Short exercise: Pick out each line in the items below that contains the word "Views" and copy those lines.

== == ==

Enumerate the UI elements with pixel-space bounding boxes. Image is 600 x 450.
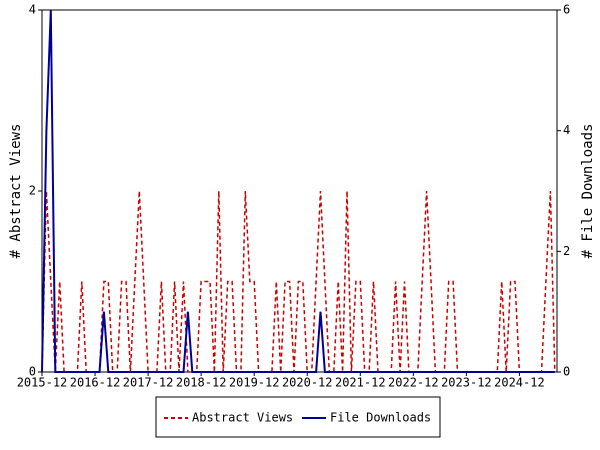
y2-tick-label: 2 — [563, 244, 570, 258]
x-tick-label: 2017-12 — [123, 376, 174, 390]
y-tick-label: 2 — [29, 184, 36, 198]
legend-label: Abstract Views — [192, 411, 293, 425]
x-tick-label: 2020-12 — [282, 376, 333, 390]
series-line — [41, 9, 555, 373]
x-tick-label: 2015-12 — [17, 376, 68, 390]
x-tick-label: 2022-12 — [388, 376, 439, 390]
x-tick-label: 2021-12 — [335, 376, 386, 390]
legend-label: File Downloads — [330, 411, 431, 425]
x-tick-label: 2019-12 — [229, 376, 280, 390]
x-tick-label: 2018-12 — [176, 376, 227, 390]
x-tick-label: 2023-12 — [441, 376, 492, 390]
y2-axis-title: # File Downloads — [580, 124, 596, 259]
y-tick-label: 4 — [29, 3, 36, 17]
y-tick-label: 0 — [29, 365, 36, 379]
series-line — [41, 190, 556, 373]
y-axis-title: # Abstract Views — [8, 124, 24, 259]
x-tick-label: 2024-12 — [494, 376, 545, 390]
y2-tick-label: 4 — [563, 123, 570, 137]
y2-tick-label: 0 — [563, 365, 570, 379]
x-tick-label: 2016-12 — [70, 376, 121, 390]
legend-box — [155, 396, 441, 438]
y2-tick-label: 6 — [563, 3, 570, 17]
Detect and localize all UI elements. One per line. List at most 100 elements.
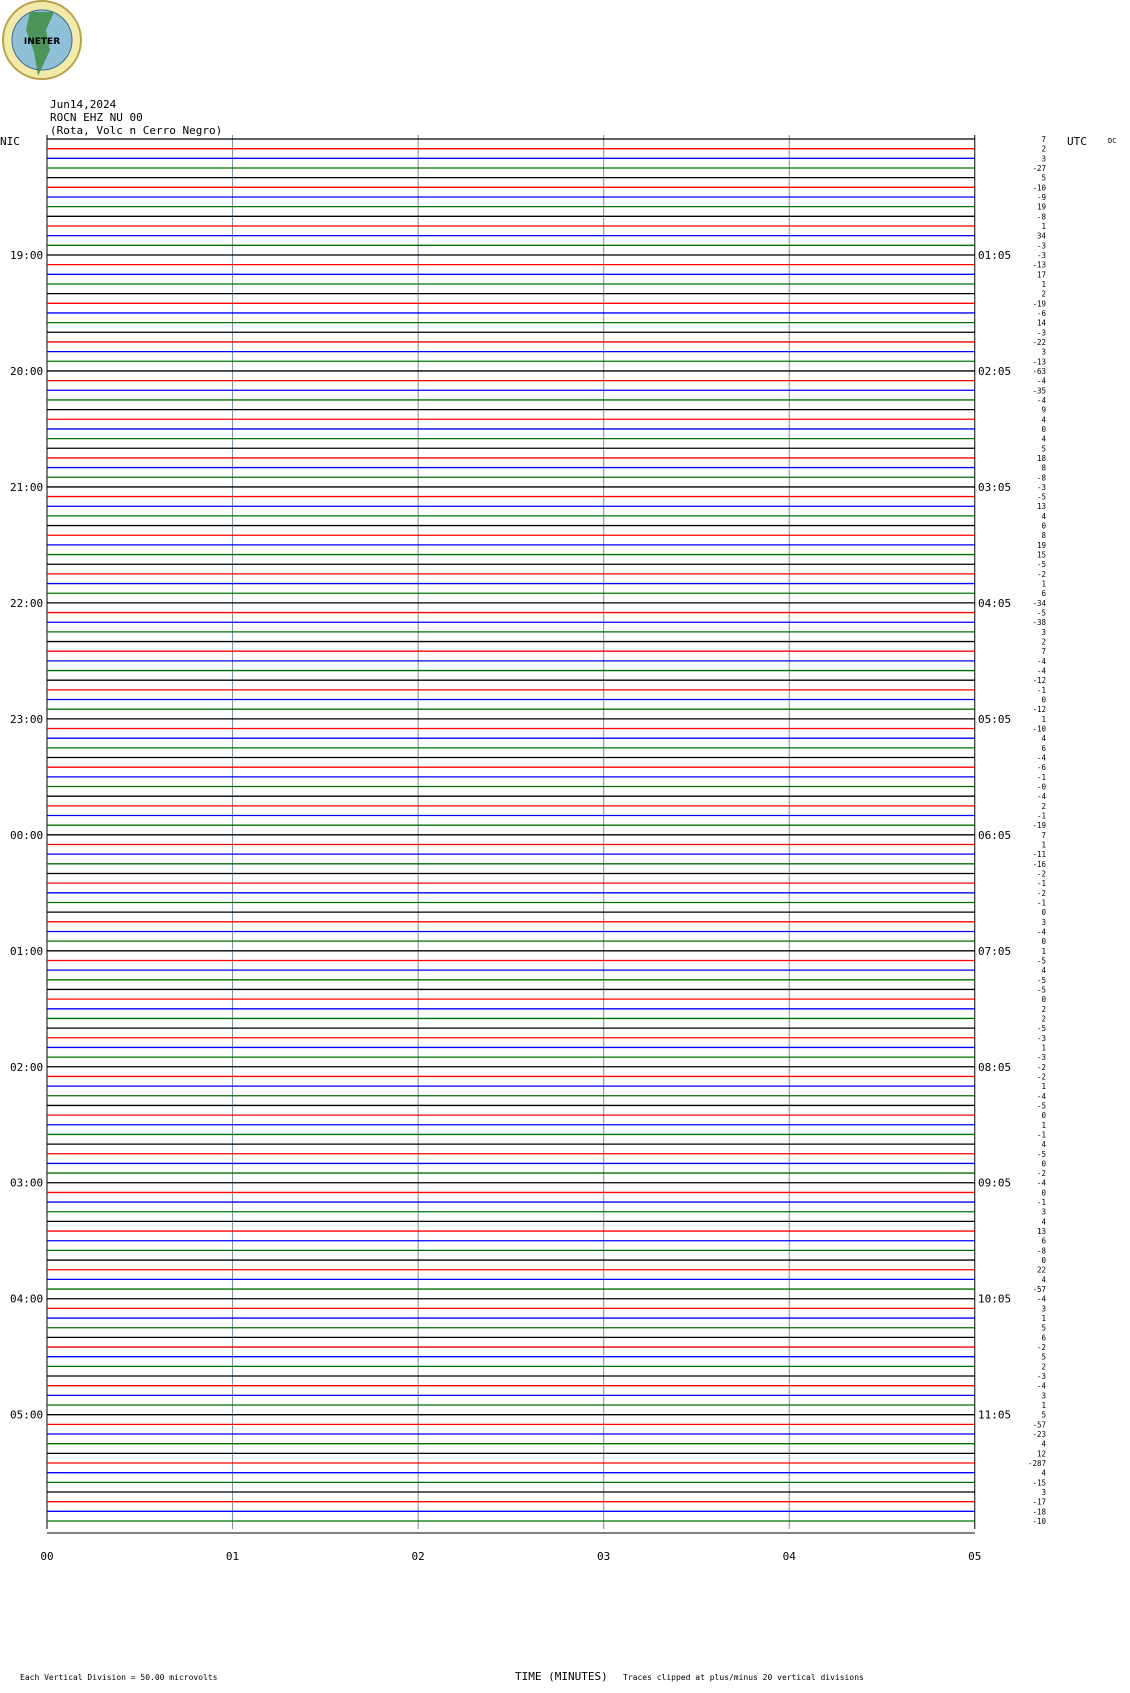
dc-label: -8 — [1037, 1246, 1047, 1255]
dc-label: 6 — [1041, 1237, 1046, 1246]
dc-label: 1 — [1041, 580, 1046, 589]
dc-label: 7 — [1041, 831, 1046, 840]
dc-label: 13 — [1037, 502, 1046, 511]
dc-label: -2 — [1037, 869, 1046, 878]
dc-label: -4 — [1037, 1295, 1047, 1304]
dc-label: 2 — [1041, 638, 1046, 647]
dc-label: -38 — [1032, 618, 1046, 627]
dc-label: -15 — [1032, 1478, 1046, 1487]
dc-label: 8 — [1041, 464, 1046, 473]
left-time: 02:00 — [10, 1061, 43, 1074]
dc-label: -2 — [1037, 570, 1046, 579]
dc-label: 4 — [1041, 435, 1046, 444]
dc-label: -13 — [1032, 357, 1046, 366]
dc-label: -11 — [1032, 850, 1046, 859]
dc-label: 14 — [1037, 319, 1047, 328]
dc-label: 1 — [1041, 222, 1046, 231]
dc-label: 0 — [1041, 908, 1046, 917]
dc-label: -5 — [1037, 1024, 1046, 1033]
dc-label: 3 — [1041, 918, 1046, 927]
dc-label: -2 — [1037, 889, 1046, 898]
dc-label: 3 — [1041, 1488, 1046, 1497]
dc-label: -1 — [1037, 879, 1046, 888]
dc-label: -1 — [1037, 1198, 1046, 1207]
dc-label: 1 — [1041, 1121, 1046, 1130]
dc-label: 5 — [1041, 1411, 1046, 1420]
dc-label: 5 — [1041, 444, 1046, 453]
dc-label: 4 — [1041, 415, 1046, 424]
left-time: 19:00 — [10, 249, 43, 262]
dc-label: -5 — [1037, 985, 1046, 994]
dc-label: 0 — [1041, 1256, 1046, 1265]
x-tick-label: 04 — [783, 1550, 797, 1563]
right-time: 10:05 — [978, 1293, 1011, 1306]
x-tick-label: 02 — [411, 1550, 424, 1563]
dc-label: -34 — [1032, 599, 1046, 608]
dc-label: 0 — [1041, 425, 1046, 434]
dc-label: -6 — [1037, 763, 1047, 772]
dc-label: -13 — [1032, 261, 1046, 270]
logo-text: INETER — [24, 37, 60, 47]
dc-label: -12 — [1032, 705, 1046, 714]
dc-label: -63 — [1032, 367, 1046, 376]
dc-label: -5 — [1037, 560, 1046, 569]
dc-label: -17 — [1032, 1498, 1046, 1507]
dc-label: -3 — [1037, 251, 1046, 260]
dc-label: -3 — [1037, 1372, 1046, 1381]
right-time: 01:05 — [978, 249, 1011, 262]
left-time: 04:00 — [10, 1293, 43, 1306]
dc-label: 17 — [1037, 270, 1046, 279]
dc-label: -6 — [1037, 309, 1047, 318]
dc-label: -3 — [1037, 241, 1046, 250]
x-tick-label: 05 — [968, 1550, 981, 1563]
dc-label: -4 — [1037, 377, 1047, 386]
dc-label: 7 — [1041, 647, 1046, 656]
subtitle: ROCN EHZ NU 00 — [50, 111, 143, 124]
dc-label: 3 — [1041, 154, 1046, 163]
dc-label: -9 — [1037, 193, 1046, 202]
dc-label: 13 — [1037, 1227, 1046, 1236]
dc-label: 4 — [1041, 734, 1046, 743]
dc-label: 1 — [1041, 280, 1046, 289]
dc-label: -10 — [1032, 725, 1046, 734]
dc-label: 4 — [1041, 966, 1046, 975]
dc-label: -4 — [1037, 927, 1047, 936]
title: Jun14,2024 — [50, 98, 117, 111]
right-time: 09:05 — [978, 1177, 1011, 1190]
dc-label: -4 — [1037, 754, 1047, 763]
dc-label: -10 — [1032, 183, 1046, 192]
dc-label: -1 — [1037, 686, 1046, 695]
left-time: 05:00 — [10, 1409, 43, 1422]
location: (Rota, Volc n Cerro Negro) — [50, 124, 222, 137]
left-time: 22:00 — [10, 597, 43, 610]
dc-label: -5 — [1037, 609, 1046, 618]
dc-label: -1 — [1037, 773, 1046, 782]
clip-note: Traces clipped at plus/minus 20 vertical… — [623, 1673, 864, 1682]
scale-note: Each Vertical Division = 50.00 microvolt… — [20, 1673, 218, 1682]
dc-label: 1 — [1041, 715, 1046, 724]
dc-label: 4 — [1041, 1275, 1046, 1284]
dc-label: -4 — [1037, 657, 1047, 666]
left-label: NIC — [0, 135, 20, 148]
x-tick-label: 01 — [226, 1550, 239, 1563]
dc-label: 0 — [1041, 995, 1046, 1004]
dc-label: 0 — [1041, 937, 1046, 946]
dc-label: -3 — [1037, 1053, 1046, 1062]
dc-header: DC — [1108, 137, 1116, 145]
dc-label: 1 — [1041, 840, 1046, 849]
dc-label: -8 — [1037, 473, 1047, 482]
left-time: 20:00 — [10, 365, 43, 378]
x-tick-label: 03 — [597, 1550, 610, 1563]
dc-label: -19 — [1032, 299, 1046, 308]
dc-label: -3 — [1037, 1034, 1046, 1043]
dc-label: 2 — [1041, 145, 1046, 154]
right-time: 06:05 — [978, 829, 1011, 842]
dc-label: 0 — [1041, 1111, 1046, 1120]
dc-label: -22 — [1032, 338, 1046, 347]
right-time: 07:05 — [978, 945, 1011, 958]
dc-label: -1 — [1037, 812, 1046, 821]
dc-label: -3 — [1037, 483, 1046, 492]
dc-label: 5 — [1041, 1324, 1046, 1333]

== == ==

Exercise result:
legend-label: Abstract Views — [192, 411, 293, 425]
y-axis-title: # Abstract Views — [8, 124, 24, 259]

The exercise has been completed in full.